[Given request]:
Go through the data below and gather each line containing "الطلبة".

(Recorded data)
════════════════
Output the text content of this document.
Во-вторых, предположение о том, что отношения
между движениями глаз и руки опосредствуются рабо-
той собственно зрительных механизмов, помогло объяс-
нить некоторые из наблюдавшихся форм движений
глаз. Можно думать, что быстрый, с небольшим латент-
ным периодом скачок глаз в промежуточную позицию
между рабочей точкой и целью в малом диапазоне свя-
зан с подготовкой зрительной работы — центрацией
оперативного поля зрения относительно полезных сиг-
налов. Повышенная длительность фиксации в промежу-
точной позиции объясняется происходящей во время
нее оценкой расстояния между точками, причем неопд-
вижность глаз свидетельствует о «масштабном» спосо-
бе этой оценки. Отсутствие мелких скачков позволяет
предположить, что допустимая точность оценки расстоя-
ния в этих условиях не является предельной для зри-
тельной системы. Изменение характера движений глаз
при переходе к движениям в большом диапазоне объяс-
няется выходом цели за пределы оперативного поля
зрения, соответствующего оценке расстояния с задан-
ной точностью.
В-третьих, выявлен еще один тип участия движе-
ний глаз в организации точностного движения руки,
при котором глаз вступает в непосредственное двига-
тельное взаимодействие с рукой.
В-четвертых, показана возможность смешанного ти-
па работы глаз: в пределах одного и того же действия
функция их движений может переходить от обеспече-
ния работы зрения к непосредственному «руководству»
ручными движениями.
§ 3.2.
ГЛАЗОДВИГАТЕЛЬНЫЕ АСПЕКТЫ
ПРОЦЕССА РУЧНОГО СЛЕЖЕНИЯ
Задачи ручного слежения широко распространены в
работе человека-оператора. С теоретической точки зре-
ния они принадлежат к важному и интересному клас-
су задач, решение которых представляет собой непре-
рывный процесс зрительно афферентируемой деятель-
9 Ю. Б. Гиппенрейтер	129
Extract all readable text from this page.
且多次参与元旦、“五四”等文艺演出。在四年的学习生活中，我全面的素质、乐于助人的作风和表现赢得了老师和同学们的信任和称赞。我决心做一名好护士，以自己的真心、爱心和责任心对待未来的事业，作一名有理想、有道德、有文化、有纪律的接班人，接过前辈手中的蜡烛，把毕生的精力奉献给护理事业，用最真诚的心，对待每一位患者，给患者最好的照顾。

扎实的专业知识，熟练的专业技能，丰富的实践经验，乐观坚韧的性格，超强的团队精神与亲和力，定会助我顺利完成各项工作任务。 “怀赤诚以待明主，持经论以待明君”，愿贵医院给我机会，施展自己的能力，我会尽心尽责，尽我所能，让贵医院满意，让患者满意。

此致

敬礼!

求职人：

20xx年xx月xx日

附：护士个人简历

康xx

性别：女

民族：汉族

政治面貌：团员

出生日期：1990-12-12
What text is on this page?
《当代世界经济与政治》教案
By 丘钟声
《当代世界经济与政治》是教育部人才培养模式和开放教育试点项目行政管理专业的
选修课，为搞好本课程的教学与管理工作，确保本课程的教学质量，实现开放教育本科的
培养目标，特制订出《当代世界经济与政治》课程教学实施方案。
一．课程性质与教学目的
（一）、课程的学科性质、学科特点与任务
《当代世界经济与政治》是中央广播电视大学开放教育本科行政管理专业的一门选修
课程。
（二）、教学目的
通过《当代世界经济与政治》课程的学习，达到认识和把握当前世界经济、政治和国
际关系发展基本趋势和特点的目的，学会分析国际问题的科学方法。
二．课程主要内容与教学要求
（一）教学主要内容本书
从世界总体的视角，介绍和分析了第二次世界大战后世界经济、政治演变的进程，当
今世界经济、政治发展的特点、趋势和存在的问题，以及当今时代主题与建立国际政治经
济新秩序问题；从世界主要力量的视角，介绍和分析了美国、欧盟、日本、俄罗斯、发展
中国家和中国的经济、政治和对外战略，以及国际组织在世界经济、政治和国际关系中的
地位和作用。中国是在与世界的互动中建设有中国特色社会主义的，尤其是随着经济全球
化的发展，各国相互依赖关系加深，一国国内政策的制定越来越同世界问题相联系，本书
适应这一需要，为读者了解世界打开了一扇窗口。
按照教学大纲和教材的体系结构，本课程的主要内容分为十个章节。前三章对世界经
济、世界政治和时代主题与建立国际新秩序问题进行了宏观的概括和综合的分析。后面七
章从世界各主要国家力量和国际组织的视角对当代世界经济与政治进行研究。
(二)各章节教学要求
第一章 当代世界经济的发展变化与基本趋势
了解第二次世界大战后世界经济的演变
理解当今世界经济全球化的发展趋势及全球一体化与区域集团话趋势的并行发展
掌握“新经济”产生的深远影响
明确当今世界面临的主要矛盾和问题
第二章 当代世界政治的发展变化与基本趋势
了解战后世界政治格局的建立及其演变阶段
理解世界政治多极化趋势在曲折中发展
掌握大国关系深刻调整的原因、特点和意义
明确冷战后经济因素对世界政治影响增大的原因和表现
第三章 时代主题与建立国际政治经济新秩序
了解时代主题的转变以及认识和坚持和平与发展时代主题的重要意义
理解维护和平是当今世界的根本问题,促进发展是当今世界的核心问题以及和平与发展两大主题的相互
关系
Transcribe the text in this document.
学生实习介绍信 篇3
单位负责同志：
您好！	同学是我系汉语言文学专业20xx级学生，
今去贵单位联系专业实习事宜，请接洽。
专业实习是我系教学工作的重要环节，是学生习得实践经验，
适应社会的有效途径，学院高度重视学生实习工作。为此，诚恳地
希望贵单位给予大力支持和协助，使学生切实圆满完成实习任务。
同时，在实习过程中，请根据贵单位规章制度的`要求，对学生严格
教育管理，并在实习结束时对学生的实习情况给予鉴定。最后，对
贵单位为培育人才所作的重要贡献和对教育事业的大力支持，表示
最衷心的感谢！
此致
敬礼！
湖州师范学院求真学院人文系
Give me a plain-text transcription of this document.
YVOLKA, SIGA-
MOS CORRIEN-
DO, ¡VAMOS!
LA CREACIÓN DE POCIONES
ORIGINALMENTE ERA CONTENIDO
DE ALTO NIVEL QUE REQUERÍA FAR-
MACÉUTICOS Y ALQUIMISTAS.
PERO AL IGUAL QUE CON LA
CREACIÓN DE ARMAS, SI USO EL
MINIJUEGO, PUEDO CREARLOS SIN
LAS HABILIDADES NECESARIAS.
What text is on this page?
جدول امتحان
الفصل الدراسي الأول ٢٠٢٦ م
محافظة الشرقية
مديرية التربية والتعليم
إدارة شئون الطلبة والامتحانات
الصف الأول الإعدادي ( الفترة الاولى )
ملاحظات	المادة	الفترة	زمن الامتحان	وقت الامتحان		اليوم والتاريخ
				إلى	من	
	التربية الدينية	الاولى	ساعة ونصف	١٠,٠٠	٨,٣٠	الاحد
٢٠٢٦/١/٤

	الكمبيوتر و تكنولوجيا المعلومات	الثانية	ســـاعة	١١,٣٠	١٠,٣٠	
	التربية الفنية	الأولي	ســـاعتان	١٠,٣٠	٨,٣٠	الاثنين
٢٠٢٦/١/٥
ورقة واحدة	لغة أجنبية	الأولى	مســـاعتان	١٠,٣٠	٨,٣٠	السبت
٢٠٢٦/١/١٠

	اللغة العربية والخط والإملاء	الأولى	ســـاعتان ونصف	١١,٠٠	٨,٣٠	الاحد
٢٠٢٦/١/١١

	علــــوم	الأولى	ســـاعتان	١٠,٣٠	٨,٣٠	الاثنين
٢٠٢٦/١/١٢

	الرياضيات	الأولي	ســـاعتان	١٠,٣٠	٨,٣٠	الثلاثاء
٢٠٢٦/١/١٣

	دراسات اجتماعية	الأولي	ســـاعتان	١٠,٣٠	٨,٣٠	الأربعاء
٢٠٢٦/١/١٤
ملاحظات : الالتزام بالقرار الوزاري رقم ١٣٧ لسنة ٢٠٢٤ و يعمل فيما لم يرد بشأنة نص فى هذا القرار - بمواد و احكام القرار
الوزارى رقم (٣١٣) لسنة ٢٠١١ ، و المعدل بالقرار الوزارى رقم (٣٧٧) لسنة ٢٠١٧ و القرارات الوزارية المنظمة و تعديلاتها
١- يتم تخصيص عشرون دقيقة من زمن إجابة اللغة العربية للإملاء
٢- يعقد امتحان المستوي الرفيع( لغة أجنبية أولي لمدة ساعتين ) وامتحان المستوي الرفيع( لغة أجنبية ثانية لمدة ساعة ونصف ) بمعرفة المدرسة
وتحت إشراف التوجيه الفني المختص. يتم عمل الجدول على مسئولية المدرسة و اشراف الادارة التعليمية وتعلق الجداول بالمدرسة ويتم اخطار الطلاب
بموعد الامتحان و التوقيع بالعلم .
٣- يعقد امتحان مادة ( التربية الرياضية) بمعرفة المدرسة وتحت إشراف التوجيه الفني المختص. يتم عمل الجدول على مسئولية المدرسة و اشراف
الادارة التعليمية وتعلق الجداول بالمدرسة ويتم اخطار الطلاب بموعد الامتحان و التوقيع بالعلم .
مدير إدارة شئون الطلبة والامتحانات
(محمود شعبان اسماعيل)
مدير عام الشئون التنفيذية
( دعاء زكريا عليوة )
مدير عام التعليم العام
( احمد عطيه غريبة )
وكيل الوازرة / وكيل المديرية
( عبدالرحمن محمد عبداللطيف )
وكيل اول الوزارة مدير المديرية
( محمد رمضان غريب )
════════════════
[Answer to the exercise]:
إدارة شئون الطلبة والامتحانات
مدير إدارة شئون الطلبة والامتحانات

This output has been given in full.